### The task
Report every line in the listing below where the string "prekybos" shows up.

### Entries supplied

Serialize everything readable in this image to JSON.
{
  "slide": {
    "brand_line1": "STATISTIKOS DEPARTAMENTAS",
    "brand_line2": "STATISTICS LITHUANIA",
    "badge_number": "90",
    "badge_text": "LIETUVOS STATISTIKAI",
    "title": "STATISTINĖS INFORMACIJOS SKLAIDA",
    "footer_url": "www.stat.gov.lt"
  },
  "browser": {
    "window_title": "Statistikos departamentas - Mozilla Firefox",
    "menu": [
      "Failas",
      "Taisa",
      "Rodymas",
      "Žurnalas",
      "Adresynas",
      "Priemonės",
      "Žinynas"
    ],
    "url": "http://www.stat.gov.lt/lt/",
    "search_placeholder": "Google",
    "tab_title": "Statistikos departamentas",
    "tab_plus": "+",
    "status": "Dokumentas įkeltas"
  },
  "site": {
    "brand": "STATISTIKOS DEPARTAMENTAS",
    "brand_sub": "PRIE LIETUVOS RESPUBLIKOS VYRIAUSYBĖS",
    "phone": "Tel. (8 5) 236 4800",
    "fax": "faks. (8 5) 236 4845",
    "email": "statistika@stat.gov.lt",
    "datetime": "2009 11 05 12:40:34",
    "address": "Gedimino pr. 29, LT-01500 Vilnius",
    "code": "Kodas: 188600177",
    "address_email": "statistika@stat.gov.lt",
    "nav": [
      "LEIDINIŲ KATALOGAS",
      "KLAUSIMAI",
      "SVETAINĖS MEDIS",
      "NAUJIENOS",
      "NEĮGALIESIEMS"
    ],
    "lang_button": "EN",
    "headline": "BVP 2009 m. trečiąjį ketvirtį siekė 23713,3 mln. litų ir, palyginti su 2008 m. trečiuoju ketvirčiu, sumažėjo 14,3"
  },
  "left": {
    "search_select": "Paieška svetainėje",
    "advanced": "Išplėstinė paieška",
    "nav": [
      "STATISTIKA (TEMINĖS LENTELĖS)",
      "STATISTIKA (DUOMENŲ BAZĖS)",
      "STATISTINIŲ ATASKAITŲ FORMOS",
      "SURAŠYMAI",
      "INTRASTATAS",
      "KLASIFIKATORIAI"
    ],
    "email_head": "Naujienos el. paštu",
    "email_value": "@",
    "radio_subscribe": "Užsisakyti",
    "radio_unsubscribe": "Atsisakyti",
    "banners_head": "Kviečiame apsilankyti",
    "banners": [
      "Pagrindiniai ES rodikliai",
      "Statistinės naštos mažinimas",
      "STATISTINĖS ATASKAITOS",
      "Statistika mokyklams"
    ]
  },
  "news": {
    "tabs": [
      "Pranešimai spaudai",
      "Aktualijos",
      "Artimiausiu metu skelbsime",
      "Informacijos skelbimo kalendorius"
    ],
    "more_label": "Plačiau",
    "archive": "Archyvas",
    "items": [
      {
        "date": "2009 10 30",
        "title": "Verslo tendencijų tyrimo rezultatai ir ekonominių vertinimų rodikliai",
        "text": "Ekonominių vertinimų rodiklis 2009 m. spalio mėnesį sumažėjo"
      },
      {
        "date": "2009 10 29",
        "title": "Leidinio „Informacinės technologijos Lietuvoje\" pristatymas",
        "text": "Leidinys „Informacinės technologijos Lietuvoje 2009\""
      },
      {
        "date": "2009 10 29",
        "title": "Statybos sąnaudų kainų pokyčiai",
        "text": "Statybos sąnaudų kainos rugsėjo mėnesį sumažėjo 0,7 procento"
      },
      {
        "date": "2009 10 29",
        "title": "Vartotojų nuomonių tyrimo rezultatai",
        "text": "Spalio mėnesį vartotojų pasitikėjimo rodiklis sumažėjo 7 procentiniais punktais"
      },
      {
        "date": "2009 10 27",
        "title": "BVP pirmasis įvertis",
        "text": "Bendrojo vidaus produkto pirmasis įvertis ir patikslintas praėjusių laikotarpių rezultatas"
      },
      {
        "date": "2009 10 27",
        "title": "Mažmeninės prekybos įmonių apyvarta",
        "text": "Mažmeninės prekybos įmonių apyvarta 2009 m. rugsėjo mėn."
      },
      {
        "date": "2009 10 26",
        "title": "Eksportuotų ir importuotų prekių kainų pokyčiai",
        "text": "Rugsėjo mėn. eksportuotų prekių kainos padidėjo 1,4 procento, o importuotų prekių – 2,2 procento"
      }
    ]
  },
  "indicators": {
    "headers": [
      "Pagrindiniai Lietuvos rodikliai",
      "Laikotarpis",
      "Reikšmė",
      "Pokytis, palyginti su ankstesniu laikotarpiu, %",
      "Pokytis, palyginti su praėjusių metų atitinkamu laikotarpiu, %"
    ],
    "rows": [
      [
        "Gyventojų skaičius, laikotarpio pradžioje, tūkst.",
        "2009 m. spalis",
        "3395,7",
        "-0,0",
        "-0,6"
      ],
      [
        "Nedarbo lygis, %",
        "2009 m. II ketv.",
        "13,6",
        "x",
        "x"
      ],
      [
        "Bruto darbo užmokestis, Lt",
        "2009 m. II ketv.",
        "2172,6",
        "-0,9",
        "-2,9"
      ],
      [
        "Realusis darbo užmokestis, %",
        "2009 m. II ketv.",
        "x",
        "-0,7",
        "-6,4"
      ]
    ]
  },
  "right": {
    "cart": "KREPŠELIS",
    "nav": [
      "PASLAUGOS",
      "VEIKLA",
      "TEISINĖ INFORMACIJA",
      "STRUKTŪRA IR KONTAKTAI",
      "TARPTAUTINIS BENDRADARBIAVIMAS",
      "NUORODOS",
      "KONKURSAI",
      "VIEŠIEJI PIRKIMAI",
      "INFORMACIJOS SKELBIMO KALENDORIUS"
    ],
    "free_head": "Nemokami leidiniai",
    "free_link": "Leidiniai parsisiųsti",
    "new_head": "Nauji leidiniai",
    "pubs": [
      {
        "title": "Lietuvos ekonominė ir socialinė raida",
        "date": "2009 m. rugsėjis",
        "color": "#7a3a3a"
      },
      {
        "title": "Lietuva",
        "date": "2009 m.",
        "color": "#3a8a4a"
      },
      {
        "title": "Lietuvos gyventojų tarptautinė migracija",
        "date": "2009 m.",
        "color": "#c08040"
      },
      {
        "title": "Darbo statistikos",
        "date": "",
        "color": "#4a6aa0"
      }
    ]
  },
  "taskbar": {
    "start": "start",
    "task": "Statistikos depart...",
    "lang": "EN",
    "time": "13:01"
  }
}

### Expected output
        "title": "Mažmeninės prekybos įmonių apyvarta",
        "text": "Mažmeninės prekybos įmonių apyvarta 2009 m. rugsėjo mėn."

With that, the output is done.